◆ **DATA RECORDS**:
>>>>

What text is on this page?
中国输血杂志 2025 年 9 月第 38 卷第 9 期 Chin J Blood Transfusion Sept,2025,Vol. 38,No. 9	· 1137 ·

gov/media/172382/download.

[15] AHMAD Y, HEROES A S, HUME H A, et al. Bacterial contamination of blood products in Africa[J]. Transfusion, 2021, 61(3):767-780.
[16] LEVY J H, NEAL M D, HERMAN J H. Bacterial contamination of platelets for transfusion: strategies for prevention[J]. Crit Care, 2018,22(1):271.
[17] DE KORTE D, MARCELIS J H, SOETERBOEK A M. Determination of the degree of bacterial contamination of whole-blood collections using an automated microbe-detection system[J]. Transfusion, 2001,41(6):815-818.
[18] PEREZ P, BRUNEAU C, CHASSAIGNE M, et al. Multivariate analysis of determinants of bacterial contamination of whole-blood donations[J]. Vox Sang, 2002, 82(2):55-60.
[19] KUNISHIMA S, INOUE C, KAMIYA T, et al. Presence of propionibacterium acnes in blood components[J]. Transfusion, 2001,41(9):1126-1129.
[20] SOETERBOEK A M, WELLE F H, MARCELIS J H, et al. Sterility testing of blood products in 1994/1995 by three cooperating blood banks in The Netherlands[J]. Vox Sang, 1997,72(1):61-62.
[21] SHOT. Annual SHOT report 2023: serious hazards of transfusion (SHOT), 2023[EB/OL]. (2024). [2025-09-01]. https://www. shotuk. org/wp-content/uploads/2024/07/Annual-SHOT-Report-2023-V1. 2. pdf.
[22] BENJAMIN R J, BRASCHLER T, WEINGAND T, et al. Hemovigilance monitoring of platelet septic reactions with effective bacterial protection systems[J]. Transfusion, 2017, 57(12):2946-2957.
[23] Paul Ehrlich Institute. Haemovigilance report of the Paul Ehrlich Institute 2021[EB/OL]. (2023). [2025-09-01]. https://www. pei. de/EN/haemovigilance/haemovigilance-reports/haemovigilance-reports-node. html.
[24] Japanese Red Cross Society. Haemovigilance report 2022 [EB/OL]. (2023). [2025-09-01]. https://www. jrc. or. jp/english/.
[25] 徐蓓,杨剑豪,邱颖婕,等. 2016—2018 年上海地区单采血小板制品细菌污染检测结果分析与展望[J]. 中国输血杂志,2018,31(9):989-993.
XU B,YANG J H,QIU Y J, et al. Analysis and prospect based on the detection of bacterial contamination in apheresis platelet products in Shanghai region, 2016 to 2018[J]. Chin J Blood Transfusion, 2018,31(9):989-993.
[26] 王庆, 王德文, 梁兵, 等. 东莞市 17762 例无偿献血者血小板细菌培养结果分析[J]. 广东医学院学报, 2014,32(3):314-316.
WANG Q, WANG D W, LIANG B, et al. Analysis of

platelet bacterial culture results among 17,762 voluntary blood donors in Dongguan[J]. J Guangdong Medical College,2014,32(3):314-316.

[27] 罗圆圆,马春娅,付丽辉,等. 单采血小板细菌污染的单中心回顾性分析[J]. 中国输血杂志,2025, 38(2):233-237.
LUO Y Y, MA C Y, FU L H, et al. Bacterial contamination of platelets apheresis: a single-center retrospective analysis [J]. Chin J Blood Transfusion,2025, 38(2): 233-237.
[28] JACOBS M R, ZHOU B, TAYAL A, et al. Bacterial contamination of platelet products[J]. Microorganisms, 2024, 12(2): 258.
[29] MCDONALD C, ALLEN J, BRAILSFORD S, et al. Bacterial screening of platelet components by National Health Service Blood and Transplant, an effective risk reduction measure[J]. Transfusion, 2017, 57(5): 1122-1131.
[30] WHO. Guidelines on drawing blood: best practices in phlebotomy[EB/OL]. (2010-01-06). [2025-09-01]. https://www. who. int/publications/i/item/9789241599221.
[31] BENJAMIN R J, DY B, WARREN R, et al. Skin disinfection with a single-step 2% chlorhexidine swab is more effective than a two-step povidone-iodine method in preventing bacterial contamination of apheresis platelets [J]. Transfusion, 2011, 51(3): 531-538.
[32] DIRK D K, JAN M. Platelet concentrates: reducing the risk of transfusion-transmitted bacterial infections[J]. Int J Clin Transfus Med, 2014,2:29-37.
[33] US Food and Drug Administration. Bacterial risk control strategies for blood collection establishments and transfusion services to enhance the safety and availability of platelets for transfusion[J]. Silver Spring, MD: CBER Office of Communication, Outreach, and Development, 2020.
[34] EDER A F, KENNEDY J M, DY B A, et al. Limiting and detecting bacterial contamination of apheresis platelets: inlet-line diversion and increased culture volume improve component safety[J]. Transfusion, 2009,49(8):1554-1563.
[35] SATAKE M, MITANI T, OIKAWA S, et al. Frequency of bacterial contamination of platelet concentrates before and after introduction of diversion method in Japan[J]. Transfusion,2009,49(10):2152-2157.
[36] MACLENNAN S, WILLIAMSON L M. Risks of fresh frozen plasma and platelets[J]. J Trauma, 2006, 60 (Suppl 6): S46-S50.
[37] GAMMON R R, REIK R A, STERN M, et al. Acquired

<<<<

◆ **EXERCISE REQUIREMENTS**: Look for the string "detection" in the entries above. Copy every line that has it.

◆ **RESULT FOR THIS TASK**:
[17] DE KORTE D, MARCELIS J H, SOETERBOEK A M. Determination of the degree of bacterial contamination of whole-blood collections using an automated microbe-detection system[J]. Transfusion, 2001,41(6):815-818.
XU B,YANG J H,QIU Y J, et al. Analysis and prospect based on the detection of bacterial contamination in apheresis platelet products in Shanghai region, 2016 to 2018[J]. Chin J Blood Transfusion, 2018,31(9):989-993.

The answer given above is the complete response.